▶ Problem to solve: Restate the data word for word and leave the images out.
* start Dataset excerpts *
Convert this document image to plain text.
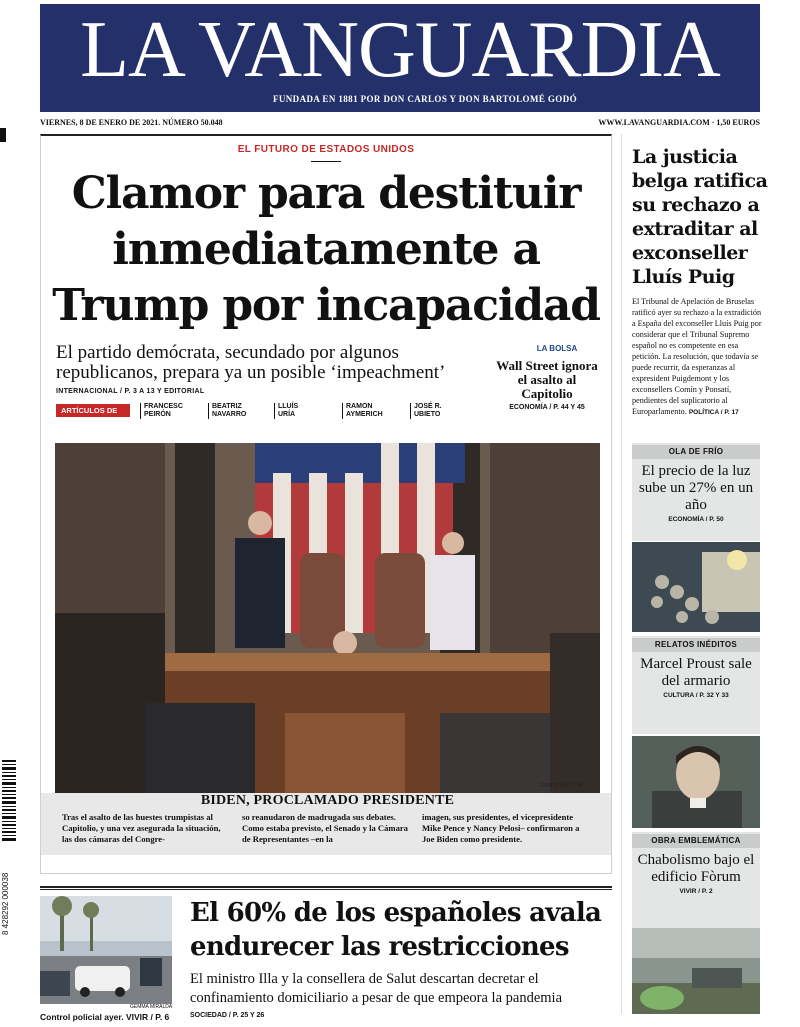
LA VANGUARDIA
FUNDADA EN 1881 POR DON CARLOS Y DON BARTOLOMÉ GODÓ
VIERNES, 8 DE ENERO DE 2021. NÚMERO 50.048	WWW.LAVANGUARDIA.COM · 1,50 EUROS
EL FUTURO DE ESTADOS UNIDOS
Clamor para destituir
inmediatamente a
Trump por incapacidad
El partido demócrata, secundado por algunos republicanos, prepara ya un posible ‘impeachment’
INTERNACIONAL / P. 3 A 13 Y EDITORIAL
LA BOLSA
Wall Street ignora el asalto al Capitolio
ECONOMÍA / P. 44 Y 45
ARTÍCULOS DE	FRANCESC
PEIRÓN
BEATRIZ
NAVARRO
LLUÍS
URÍA
RAMON
AYMERICH
JOSÉ R.
UBIETO
ERIN SCHAFF / AP
BIDEN, PROCLAMADO PRESIDENTE
Tras el asalto de las huestes trumpistas al Capitolio, y una vez asegurada la situación, las dos cámaras del Congre-
so reanudaron de madrugada sus debates. Como estaba previsto, el Senado y la Cámara de Representantes –en la
imagen, sus presidentes, el vicepresidente Mike Pence y Nancy Pelosi– confirmaron a Joe Biden como presidente.
8 428292 000038
GEMMA MIRALDA
Control policial ayer. VIVIR / P. 6
El 60% de los españoles avala
endurecer las restricciones
El ministro Illa y la consellera de Salut descartan decretar el confinamiento domiciliario a pesar de que empeora la pandemia
SOCIEDAD / P. 25 Y 26
La justicia belga ratifica su rechazo a extraditar al exconseller Lluís Puig
El Tribunal de Apelación de Bruselas ratificó ayer su rechazo a la extradición a España del exconseller Lluís Puig por considerar que el Tribunal Supremo español no es competente en esa petición. La resolución, que todavía se puede recurrir, da esperanzas al expresident Puigdemont y los exconsellers Comín y Ponsatí, pendientes del suplicatorio al Europarlamento. POLÍTICA / P. 17
OLA DE FRÍO
El precio de la luz sube un 27% en un año
ECONOMÍA / P. 50
RELATOS INÉDITOS
Marcel Proust sale del armario
CULTURA / P. 32 Y 33
OBRA EMBLEMÁTICA
Chabolismo bajo el edificio Fòrum
VIVIR / P. 2
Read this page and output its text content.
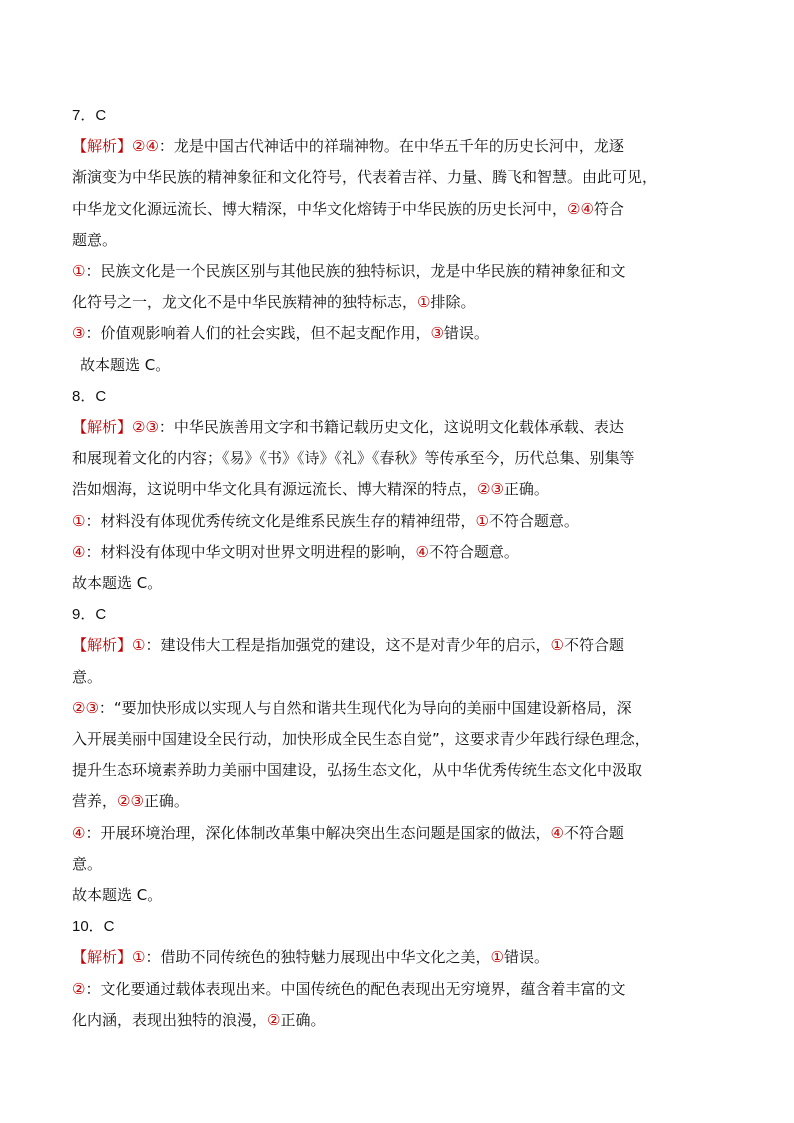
7．C

【解析】②④：龙是中国古代神话中的祥瑞神物。在中华五千年的历史长河中，龙逐

渐演变为中华民族的精神象征和文化符号，代表着吉祥、力量、腾飞和智慧。由此可见，

中华龙文化源远流长、博大精深，中华文化熔铸于中华民族的历史长河中，②④符合

题意。

①：民族文化是一个民族区别与其他民族的独特标识，龙是中华民族的精神象征和文

化符号之一，龙文化不是中华民族精神的独特标志，①排除。

③：价值观影响着人们的社会实践，但不起支配作用，③错误。

故本题选 C。

8．C

【解析】②③：中华民族善用文字和书籍记载历史文化，这说明文化载体承载、表达

和展现着文化的内容；《易》《书》《诗》《礼》《春秋》等传承至今，历代总集、别集等

浩如烟海，这说明中华文化具有源远流长、博大精深的特点，②③正确。

①：材料没有体现优秀传统文化是维系民族生存的精神纽带，①不符合题意。

④：材料没有体现中华文明对世界文明进程的影响，④不符合题意。

故本题选 C。

9．C

【解析】①：建设伟大工程是指加强党的建设，这不是对青少年的启示，①不符合题

意。

②③：“要加快形成以实现人与自然和谐共生现代化为导向的美丽中国建设新格局，深

入开展美丽中国建设全民行动，加快形成全民生态自觉”，这要求青少年践行绿色理念，

提升生态环境素养助力美丽中国建设，弘扬生态文化，从中华优秀传统生态文化中汲取

营养，②③正确。

④：开展环境治理，深化体制改革集中解决突出生态问题是国家的做法，④不符合题

意。

故本题选 C。

10．C

【解析】①：借助不同传统色的独特魅力展现出中华文化之美，①错误。

②：文化要通过载体表现出来。中国传统色的配色表现出无穷境界，蕴含着丰富的文

化内涵，表现出独特的浪漫，②正确。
* end Dataset excerpts *
▶ Written solution:
Convert this document image to plain text.
LA VANGUARDIA
FUNDADA EN 1881 POR DON CARLOS Y DON BARTOLOMÉ GODÓ
VIERNES, 8 DE ENERO DE 2021. NÚMERO 50.048	WWW.LAVANGUARDIA.COM · 1,50 EUROS
EL FUTURO DE ESTADOS UNIDOS
Clamor para destituir
inmediatamente a
Trump por incapacidad
El partido demócrata, secundado por algunos republicanos, prepara ya un posible ‘impeachment’
INTERNACIONAL / P. 3 A 13 Y EDITORIAL
LA BOLSA
Wall Street ignora el asalto al Capitolio
ECONOMÍA / P. 44 Y 45
ARTÍCULOS DE	FRANCESC
PEIRÓN
BEATRIZ
NAVARRO
LLUÍS
URÍA
RAMON
AYMERICH
JOSÉ R.
UBIETO
ERIN SCHAFF / AP
BIDEN, PROCLAMADO PRESIDENTE
Tras el asalto de las huestes trumpistas al Capitolio, y una vez asegurada la situación, las dos cámaras del Congre-
so reanudaron de madrugada sus debates. Como estaba previsto, el Senado y la Cámara de Representantes –en la
imagen, sus presidentes, el vicepresidente Mike Pence y Nancy Pelosi– confirmaron a Joe Biden como presidente.
8 428292 000038
GEMMA MIRALDA
Control policial ayer. VIVIR / P. 6
El 60% de los españoles avala
endurecer las restricciones
El ministro Illa y la consellera de Salut descartan decretar el confinamiento domiciliario a pesar de que empeora la pandemia
SOCIEDAD / P. 25 Y 26
La justicia belga ratifica su rechazo a extraditar al exconseller Lluís Puig
El Tribunal de Apelación de Bruselas ratificó ayer su rechazo a la extradición a España del exconseller Lluís Puig por considerar que el Tribunal Supremo español no es competente en esa petición. La resolución, que todavía se puede recurrir, da esperanzas al expresident Puigdemont y los exconsellers Comín y Ponsatí, pendientes del suplicatorio al Europarlamento. POLÍTICA / P. 17
OLA DE FRÍO
El precio de la luz sube un 27% en un año
ECONOMÍA / P. 50
RELATOS INÉDITOS
Marcel Proust sale del armario
CULTURA / P. 32 Y 33
OBRA EMBLEMÁTICA
Chabolismo bajo el edificio Fòrum
VIVIR / P. 2
Read this page and output its text content.
7．C

【解析】②④：龙是中国古代神话中的祥瑞神物。在中华五千年的历史长河中，龙逐

渐演变为中华民族的精神象征和文化符号，代表着吉祥、力量、腾飞和智慧。由此可见，

中华龙文化源远流长、博大精深，中华文化熔铸于中华民族的历史长河中，②④符合

题意。

①：民族文化是一个民族区别与其他民族的独特标识，龙是中华民族的精神象征和文

化符号之一，龙文化不是中华民族精神的独特标志，①排除。

③：价值观影响着人们的社会实践，但不起支配作用，③错误。

故本题选 C。

8．C

【解析】②③：中华民族善用文字和书籍记载历史文化，这说明文化载体承载、表达

和展现着文化的内容；《易》《书》《诗》《礼》《春秋》等传承至今，历代总集、别集等

浩如烟海，这说明中华文化具有源远流长、博大精深的特点，②③正确。

①：材料没有体现优秀传统文化是维系民族生存的精神纽带，①不符合题意。

④：材料没有体现中华文明对世界文明进程的影响，④不符合题意。

故本题选 C。

9．C

【解析】①：建设伟大工程是指加强党的建设，这不是对青少年的启示，①不符合题

意。

②③：“要加快形成以实现人与自然和谐共生现代化为导向的美丽中国建设新格局，深

入开展美丽中国建设全民行动，加快形成全民生态自觉”，这要求青少年践行绿色理念，

提升生态环境素养助力美丽中国建设，弘扬生态文化，从中华优秀传统生态文化中汲取

营养，②③正确。

④：开展环境治理，深化体制改革集中解决突出生态问题是国家的做法，④不符合题

意。

故本题选 C。

10．C

【解析】①：借助不同传统色的独特魅力展现出中华文化之美，①错误。

②：文化要通过载体表现出来。中国传统色的配色表现出无穷境界，蕴含着丰富的文

化内涵，表现出独特的浪漫，②正确。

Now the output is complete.